**Text shown**.
---*---

Just when you think you have the current social media scene figured out, a new platform, updated feature and enhanced algorithm makes you feel like you are in the dark again. Instead of searching around the social world with two hands and a flashlight, try using five W’s and an H. Find out the Who, What, Why, When and Where of each of the six significant social channels’ key audiences and How you can create content to make an impact with them. Search no more. Here’s the current social media scene.
Who: Two billion users are active on the platform each month, with Generation X and Millennials leading the way according to the Spredfast Social Media Audience Guide.
What: According to the same research, Facebook is the best platform to grow a small business and is most useful to retail, media, financial services, and healthcare industries.
Why: The audiences on Facebook go there to discover new products. In fact, 30% of retail shoppers who recently made a purchase discovered a new product on Facebook.
When: On average, the Spredfast guide says that users hang out on Facebook 35 minutes per day and Sprout Social shared that by far Wednesday is the best day to post on the platform. Specifically, businesses should make their move at 11 a.m. and 1 p.m. on hump day.
Where: More Facebook users view content on mobile devices than they do a desktop.
How: Based on Spredfast and Sprout Social research on the 5 W’s covered above, businesses can reach Facebook’s key audience base by launching new products on the site through images, videos, concise descriptions and links to buy within the same post.
Who: Of the 800 million monthly active users on the platform, ladies and teens comprise the majority of the Instagram crowd according to Spredfast’s research. Females between the ages of 18 to 29 make up the largest demographic and 53 percent of teens use the platform to learn about new products.
What: Retail, sports and automotive businesses can find their niche with Instagram.
When: According to Sprout Social, the best times to post on Instagram are Wednesday at 11 a.m. and Friday between 10 and 11 a.m.
Where: Most users view Instagram on mobile devices.
Why: This highly visual platform is the place audiences look to learn about new products, follow brands, and check in with influencers to see what they are saying, learning, doing, wearing and buying.
How: Announce new products, show influential people in your industry and community using and talking about those products. Better yet, become an influencer in your industry by sharing how your products and services make their lives better.
Who: There are 317 million active users tweeting, and the majority of them are men.
What: Best platform for sports, media, financial services and healthcare industries, but not the place for retail.
When: Businesses will have the best results by tweeting on Wednesdays and Fridays at 9 a.m. according to Sprout Social.

---*---

[Bounding box records]
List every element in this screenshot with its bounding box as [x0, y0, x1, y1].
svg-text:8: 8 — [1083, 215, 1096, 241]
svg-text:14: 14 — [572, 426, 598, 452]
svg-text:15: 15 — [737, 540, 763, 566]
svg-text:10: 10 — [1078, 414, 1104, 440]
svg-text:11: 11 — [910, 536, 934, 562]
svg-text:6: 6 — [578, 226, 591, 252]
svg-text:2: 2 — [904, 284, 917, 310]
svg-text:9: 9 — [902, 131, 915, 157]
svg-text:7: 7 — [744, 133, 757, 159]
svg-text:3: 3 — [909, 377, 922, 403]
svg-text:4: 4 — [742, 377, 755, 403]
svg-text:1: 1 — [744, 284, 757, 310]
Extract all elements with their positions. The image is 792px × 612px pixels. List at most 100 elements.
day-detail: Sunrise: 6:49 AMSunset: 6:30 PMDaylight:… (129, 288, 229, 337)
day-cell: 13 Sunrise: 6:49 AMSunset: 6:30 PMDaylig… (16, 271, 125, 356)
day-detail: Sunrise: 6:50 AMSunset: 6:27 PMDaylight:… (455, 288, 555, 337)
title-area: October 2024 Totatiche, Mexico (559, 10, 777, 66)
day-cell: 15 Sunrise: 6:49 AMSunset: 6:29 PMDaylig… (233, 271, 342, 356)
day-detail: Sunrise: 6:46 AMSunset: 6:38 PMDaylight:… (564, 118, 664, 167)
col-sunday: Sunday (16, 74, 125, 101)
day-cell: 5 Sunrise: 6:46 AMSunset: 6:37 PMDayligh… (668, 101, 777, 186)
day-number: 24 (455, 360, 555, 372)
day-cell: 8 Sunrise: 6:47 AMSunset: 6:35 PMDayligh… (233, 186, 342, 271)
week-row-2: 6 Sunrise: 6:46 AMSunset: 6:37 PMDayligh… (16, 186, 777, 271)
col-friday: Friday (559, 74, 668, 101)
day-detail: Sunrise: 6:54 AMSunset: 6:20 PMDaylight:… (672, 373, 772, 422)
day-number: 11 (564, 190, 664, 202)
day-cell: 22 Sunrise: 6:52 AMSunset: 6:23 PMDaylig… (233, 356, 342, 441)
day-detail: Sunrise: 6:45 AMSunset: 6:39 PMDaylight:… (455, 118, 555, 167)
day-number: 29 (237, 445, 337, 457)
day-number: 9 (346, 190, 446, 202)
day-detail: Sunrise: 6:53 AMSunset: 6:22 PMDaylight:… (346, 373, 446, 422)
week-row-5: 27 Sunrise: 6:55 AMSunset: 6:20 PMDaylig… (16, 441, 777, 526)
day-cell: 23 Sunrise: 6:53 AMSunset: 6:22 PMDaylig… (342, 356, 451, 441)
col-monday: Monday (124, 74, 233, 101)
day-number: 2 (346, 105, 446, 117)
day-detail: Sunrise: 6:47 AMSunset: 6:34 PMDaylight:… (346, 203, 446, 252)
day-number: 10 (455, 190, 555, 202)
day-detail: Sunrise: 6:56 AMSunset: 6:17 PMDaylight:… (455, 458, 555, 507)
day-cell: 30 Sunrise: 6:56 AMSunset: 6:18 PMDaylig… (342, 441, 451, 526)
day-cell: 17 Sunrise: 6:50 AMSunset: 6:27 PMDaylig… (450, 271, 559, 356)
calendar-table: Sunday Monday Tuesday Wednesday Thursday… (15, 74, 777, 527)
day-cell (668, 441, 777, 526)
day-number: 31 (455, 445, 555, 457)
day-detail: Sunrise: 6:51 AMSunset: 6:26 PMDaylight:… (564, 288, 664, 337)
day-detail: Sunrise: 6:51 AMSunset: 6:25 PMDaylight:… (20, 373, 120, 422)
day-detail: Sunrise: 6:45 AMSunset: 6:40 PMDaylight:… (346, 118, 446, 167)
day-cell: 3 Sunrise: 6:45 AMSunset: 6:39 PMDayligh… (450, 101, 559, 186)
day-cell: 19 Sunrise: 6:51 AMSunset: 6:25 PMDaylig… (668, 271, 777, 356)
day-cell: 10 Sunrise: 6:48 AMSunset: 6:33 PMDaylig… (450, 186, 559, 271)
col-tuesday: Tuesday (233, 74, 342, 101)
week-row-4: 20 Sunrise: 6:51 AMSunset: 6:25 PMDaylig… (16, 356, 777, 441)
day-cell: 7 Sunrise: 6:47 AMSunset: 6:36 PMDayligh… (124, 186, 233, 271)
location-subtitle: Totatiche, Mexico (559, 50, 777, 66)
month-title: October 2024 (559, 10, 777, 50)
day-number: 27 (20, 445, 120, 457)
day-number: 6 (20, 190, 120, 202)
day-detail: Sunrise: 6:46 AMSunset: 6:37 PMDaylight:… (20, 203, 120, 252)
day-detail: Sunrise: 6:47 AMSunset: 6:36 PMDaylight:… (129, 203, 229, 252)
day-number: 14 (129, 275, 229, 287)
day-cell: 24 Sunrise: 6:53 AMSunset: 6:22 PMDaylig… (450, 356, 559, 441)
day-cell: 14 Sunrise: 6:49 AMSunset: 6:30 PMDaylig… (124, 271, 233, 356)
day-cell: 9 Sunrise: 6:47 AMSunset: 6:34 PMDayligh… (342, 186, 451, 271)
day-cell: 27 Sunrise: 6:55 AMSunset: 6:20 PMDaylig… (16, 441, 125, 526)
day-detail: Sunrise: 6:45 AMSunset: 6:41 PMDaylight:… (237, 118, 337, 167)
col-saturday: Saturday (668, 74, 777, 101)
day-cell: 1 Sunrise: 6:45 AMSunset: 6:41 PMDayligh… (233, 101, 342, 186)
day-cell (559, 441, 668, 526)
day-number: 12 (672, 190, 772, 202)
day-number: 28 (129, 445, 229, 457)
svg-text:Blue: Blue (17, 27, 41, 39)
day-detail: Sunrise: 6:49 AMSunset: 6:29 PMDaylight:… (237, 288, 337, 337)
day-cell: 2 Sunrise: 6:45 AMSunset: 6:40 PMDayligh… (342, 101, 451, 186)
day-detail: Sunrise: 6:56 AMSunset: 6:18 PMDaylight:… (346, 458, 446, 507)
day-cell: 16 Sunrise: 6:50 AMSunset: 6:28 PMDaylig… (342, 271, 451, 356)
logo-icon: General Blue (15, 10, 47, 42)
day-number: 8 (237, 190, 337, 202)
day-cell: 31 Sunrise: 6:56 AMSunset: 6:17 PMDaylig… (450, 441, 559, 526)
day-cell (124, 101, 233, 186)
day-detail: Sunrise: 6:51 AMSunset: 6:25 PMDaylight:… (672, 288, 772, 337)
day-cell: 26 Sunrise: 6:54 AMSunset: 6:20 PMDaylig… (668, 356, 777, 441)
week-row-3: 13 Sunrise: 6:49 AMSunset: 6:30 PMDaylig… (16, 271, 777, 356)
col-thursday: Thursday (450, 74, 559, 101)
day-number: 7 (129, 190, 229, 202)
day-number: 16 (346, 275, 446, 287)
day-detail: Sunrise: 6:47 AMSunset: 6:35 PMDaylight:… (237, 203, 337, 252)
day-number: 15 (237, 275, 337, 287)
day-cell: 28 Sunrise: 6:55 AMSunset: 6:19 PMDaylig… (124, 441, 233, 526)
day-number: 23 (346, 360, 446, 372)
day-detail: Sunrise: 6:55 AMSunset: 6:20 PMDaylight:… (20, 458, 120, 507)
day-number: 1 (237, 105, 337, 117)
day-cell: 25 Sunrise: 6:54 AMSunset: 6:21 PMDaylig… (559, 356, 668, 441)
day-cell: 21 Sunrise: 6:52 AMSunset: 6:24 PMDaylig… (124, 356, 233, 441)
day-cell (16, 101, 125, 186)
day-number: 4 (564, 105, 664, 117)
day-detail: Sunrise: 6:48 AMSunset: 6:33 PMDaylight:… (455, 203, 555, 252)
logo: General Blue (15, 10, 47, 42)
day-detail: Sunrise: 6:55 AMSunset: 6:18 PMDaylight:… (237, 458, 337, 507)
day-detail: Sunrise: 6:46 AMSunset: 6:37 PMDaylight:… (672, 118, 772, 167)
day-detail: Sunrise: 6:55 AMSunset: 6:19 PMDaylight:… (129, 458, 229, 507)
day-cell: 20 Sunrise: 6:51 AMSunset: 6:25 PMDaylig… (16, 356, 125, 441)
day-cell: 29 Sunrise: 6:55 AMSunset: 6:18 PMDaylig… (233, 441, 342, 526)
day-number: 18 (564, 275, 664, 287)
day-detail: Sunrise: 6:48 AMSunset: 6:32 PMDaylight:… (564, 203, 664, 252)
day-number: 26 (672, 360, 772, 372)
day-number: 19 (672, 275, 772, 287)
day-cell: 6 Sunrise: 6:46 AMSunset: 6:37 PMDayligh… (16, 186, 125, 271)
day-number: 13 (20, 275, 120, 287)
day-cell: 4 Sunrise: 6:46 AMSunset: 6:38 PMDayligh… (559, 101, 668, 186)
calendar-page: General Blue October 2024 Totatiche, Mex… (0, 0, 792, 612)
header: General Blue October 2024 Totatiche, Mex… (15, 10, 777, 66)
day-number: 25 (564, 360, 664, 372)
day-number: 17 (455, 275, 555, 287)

---*---

**Problem set**.
1. Decide whether each statement agrees with the social media guide, answering yes or no and quoting the words from the guide that settle it: (a) Most Facebook users view content on desktop computers. (b) Wednesday is named as the best day to post on Facebook. (c) Females between 18 and 29 make up the largest Instagram demographic.
2. Rewrite the part of the social media guide that opens with the words containing "Who: Two billion" and closes with "on hump day.", changing "Facebook" to "Meta" every time it appears.
The material has no connection to the text.

**Responses**.
1.
(a) No: "More Facebook users view content on mobile devices than they do a desktop."
(b) Yes: "by far Wednesday is the best day to post on the platform"
(c) Yes: "Females between the ages of 18 to 29 make up the largest demographic"

2.
Who: Two billion users are active on the platform each month, with Generation X and Millennials leading the way according to the Spredfast Social Media Audience Guide.
What: According to the same research, Meta is the best platform to grow a small business and is most useful to retail, media, financial services, and healthcare industries.
Why: The audiences on Meta go there to discover new products. In fact, 30% of retail shoppers who recently made a purchase discovered a new product on Meta.
When: On average, the Spredfast guide says that users hang out on Meta 35 minutes per day and Sprout Social shared that by far Wednesday is the best day to post on the platform. Specifically, businesses should make their move at 11 a.m. and 1 p.m. on hump day.